**DIRECTIVE:** Copy the listing below verbatim, starting at its first line and ending at the line that contains "306, 147, 313]", with both of those lines included.

Spatial layout data:
— start —

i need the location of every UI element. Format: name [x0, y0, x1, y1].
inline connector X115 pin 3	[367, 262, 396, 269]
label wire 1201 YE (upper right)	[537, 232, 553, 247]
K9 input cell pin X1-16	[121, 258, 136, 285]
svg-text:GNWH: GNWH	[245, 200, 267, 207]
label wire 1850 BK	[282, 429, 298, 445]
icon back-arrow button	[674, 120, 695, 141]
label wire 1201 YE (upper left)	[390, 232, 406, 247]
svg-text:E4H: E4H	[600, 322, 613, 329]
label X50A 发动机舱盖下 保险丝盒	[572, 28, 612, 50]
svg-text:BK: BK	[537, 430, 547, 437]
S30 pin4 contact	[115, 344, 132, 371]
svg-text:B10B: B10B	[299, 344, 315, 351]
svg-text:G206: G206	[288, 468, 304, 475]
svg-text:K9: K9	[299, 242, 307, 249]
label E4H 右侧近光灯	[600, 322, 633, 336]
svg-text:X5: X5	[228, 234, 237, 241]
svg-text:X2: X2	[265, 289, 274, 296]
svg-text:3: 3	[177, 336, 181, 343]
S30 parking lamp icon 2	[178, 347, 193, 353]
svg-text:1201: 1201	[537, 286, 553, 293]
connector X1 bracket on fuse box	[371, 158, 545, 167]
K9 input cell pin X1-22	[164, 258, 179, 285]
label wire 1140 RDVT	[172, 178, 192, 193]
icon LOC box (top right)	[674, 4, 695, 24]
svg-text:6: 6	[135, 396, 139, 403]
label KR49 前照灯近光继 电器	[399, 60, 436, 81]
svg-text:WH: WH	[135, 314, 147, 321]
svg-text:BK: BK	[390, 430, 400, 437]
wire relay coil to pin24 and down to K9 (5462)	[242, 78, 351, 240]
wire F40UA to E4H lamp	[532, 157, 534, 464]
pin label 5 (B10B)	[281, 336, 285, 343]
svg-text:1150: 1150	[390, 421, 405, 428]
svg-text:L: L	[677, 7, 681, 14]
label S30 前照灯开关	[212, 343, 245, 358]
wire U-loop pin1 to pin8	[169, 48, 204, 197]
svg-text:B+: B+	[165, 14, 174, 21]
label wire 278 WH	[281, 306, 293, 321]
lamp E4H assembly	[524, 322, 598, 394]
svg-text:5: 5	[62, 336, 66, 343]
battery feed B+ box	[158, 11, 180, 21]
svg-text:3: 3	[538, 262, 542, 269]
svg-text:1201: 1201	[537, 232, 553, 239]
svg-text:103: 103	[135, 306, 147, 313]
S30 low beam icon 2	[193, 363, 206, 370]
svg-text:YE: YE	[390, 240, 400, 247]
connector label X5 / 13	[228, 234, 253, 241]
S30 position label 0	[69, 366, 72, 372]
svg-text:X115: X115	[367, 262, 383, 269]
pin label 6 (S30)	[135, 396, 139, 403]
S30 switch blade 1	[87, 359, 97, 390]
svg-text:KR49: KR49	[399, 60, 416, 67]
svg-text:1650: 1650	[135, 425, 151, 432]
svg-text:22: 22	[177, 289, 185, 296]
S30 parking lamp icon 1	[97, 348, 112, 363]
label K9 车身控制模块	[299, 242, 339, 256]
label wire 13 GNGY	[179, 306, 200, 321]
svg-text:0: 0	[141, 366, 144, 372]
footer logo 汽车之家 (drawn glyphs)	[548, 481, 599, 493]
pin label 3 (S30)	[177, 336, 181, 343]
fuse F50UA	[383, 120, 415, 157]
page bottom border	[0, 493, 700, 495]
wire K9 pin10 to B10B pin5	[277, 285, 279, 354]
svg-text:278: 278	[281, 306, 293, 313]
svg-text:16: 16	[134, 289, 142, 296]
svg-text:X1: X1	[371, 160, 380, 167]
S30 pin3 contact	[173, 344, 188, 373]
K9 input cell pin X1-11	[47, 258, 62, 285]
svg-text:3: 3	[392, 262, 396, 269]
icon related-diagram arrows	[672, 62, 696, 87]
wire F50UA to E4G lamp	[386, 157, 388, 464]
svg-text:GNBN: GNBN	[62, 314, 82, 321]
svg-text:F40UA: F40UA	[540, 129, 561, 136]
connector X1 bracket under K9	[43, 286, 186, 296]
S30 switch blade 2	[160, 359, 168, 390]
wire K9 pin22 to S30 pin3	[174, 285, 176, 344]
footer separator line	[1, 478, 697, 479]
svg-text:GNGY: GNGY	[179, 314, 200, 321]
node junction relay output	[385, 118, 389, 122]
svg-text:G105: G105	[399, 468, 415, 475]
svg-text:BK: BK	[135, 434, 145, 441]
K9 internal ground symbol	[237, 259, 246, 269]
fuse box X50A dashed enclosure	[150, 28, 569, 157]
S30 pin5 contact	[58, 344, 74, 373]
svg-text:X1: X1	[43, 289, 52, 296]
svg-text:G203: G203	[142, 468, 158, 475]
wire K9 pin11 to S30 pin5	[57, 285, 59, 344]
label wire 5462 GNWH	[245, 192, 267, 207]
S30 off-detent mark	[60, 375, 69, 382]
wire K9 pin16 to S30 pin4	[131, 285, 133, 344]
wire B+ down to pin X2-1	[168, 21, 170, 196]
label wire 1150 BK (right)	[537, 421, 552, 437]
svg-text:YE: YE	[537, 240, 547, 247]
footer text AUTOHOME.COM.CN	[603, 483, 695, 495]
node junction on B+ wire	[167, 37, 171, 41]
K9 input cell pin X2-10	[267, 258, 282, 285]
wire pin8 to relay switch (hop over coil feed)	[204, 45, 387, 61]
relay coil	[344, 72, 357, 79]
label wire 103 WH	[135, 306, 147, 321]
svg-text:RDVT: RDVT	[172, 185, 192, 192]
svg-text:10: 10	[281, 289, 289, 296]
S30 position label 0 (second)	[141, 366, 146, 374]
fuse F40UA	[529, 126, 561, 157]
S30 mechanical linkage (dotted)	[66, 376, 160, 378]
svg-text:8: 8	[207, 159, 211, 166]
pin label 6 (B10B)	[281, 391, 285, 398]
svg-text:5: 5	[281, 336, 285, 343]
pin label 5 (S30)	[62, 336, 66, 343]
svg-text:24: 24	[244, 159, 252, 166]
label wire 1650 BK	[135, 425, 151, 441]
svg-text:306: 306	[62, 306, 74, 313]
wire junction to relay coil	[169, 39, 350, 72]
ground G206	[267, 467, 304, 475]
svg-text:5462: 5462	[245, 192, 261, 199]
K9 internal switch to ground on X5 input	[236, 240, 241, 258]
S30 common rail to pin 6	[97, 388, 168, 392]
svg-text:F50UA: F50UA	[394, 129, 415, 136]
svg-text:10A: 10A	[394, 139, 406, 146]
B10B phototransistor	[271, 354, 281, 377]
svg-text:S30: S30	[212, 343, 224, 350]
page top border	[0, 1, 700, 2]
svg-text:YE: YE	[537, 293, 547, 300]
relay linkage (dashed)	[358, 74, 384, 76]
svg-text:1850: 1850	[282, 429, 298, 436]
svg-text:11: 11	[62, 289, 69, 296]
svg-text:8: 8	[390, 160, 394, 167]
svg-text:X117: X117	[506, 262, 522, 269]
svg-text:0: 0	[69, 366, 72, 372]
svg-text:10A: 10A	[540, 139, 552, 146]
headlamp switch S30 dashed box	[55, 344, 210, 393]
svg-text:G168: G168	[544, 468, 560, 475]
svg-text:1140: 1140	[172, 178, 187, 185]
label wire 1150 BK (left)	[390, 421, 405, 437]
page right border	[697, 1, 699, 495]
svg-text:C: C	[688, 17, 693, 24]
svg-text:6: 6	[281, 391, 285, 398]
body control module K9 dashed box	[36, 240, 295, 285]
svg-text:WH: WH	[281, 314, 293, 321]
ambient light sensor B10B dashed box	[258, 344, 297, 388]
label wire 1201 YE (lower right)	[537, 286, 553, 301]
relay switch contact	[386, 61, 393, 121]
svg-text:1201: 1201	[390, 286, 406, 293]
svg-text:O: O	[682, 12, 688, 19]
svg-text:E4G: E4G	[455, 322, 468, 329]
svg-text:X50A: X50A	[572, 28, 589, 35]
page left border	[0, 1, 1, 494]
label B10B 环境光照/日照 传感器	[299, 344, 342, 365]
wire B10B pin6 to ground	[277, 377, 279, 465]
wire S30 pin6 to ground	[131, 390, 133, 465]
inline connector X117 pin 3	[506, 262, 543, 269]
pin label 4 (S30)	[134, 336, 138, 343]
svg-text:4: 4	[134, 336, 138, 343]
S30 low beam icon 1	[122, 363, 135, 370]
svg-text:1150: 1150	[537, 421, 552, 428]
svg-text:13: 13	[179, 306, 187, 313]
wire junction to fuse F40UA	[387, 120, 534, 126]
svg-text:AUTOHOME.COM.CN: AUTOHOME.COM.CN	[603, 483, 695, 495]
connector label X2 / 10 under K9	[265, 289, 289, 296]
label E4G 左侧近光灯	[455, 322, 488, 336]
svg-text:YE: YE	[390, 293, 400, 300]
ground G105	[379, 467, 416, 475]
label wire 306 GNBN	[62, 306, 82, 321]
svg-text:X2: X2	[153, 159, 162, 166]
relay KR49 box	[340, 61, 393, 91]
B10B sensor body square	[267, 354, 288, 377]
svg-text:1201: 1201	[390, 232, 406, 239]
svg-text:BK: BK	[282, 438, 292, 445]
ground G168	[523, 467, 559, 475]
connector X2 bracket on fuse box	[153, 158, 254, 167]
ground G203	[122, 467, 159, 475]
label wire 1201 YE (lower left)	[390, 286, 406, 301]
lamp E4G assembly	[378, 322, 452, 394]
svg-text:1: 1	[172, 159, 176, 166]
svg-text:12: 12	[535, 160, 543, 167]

— end —

**WRITTEN SOLUTION:**
i need the location of every UI element. Format: name [x0, y0, x1, y1].
inline connector X115 pin 3	[367, 262, 396, 269]
label wire 1201 YE (upper right)	[537, 232, 553, 247]
K9 input cell pin X1-16	[121, 258, 136, 285]
svg-text:GNWH: GNWH	[245, 200, 267, 207]
label wire 1850 BK	[282, 429, 298, 445]
icon back-arrow button	[674, 120, 695, 141]
label wire 1201 YE (upper left)	[390, 232, 406, 247]
svg-text:E4H: E4H	[600, 322, 613, 329]
label X50A 发动机舱盖下 保险丝盒	[572, 28, 612, 50]
svg-text:BK: BK	[537, 430, 547, 437]
S30 pin4 contact	[115, 344, 132, 371]
svg-text:B10B: B10B	[299, 344, 315, 351]
svg-text:G206: G206	[288, 468, 304, 475]
svg-text:K9: K9	[299, 242, 307, 249]
label E4H 右侧近光灯	[600, 322, 633, 336]
svg-text:X5: X5	[228, 234, 237, 241]
svg-text:X2: X2	[265, 289, 274, 296]
svg-text:3: 3	[177, 336, 181, 343]
S30 parking lamp icon 2	[178, 347, 193, 353]
svg-text:1201: 1201	[537, 286, 553, 293]
connector X1 bracket on fuse box	[371, 158, 545, 167]
K9 input cell pin X1-22	[164, 258, 179, 285]
label wire 1140 RDVT	[172, 178, 192, 193]
icon LOC box (top right)	[674, 4, 695, 24]
svg-text:6: 6	[135, 396, 139, 403]
label KR49 前照灯近光继 电器	[399, 60, 436, 81]
svg-text:WH: WH	[135, 314, 147, 321]
svg-text:BK: BK	[390, 430, 400, 437]
wire relay coil to pin24 and down to K9 (5462)	[242, 78, 351, 240]
wire F40UA to E4H lamp	[532, 157, 534, 464]
pin label 5 (B10B)	[281, 336, 285, 343]
svg-text:1150: 1150	[390, 421, 405, 428]
svg-text:L: L	[677, 7, 681, 14]
label S30 前照灯开关	[212, 343, 245, 358]
wire U-loop pin1 to pin8	[169, 48, 204, 197]
svg-text:B+: B+	[165, 14, 174, 21]
label wire 278 WH	[281, 306, 293, 321]
lamp E4H assembly	[524, 322, 598, 394]
svg-text:5: 5	[62, 336, 66, 343]
battery feed B+ box	[158, 11, 180, 21]
svg-text:3: 3	[538, 262, 542, 269]
svg-text:1201: 1201	[537, 232, 553, 239]
svg-text:103: 103	[135, 306, 147, 313]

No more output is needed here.